* Directive
Restate each line of the listing exactly, without carrying over any pictures.

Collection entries
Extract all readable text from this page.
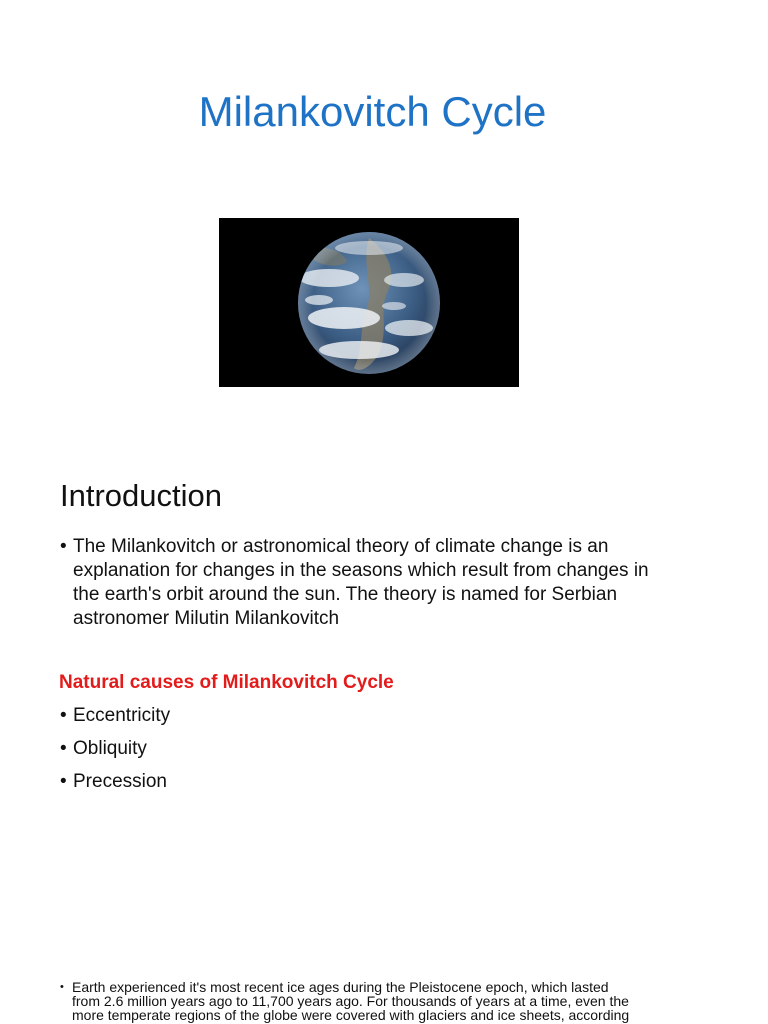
Milankovitch Cycle
Introduction
• The Milankovitch or astronomical theory of climate change is an
explanation for changes in the seasons which result from changes in
the earth's orbit around the sun. The theory is named for Serbian
astronomer Milutin Milankovitch
Natural causes of Milankovitch Cycle
• Eccentricity
• Obliquity
• Precession
• Earth experienced it's most recent ice ages during the Pleistocene epoch, which lasted
from 2.6 million years ago to 11,700 years ago. For thousands of years at a time, even the
more temperate regions of the globe were covered with glaciers and ice sheets, according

* Answer in full
Extract all readable text from this page.
Milankovitch Cycle
Introduction
• The Milankovitch or astronomical theory of climate change is an
explanation for changes in the seasons which result from changes in
the earth's orbit around the sun. The theory is named for Serbian
astronomer Milutin Milankovitch
Natural causes of Milankovitch Cycle
• Eccentricity
• Obliquity
• Precession
• Earth experienced it's most recent ice ages during the Pleistocene epoch, which lasted
from 2.6 million years ago to 11,700 years ago. For thousands of years at a time, even the
more temperate regions of the globe were covered with glaciers and ice sheets, according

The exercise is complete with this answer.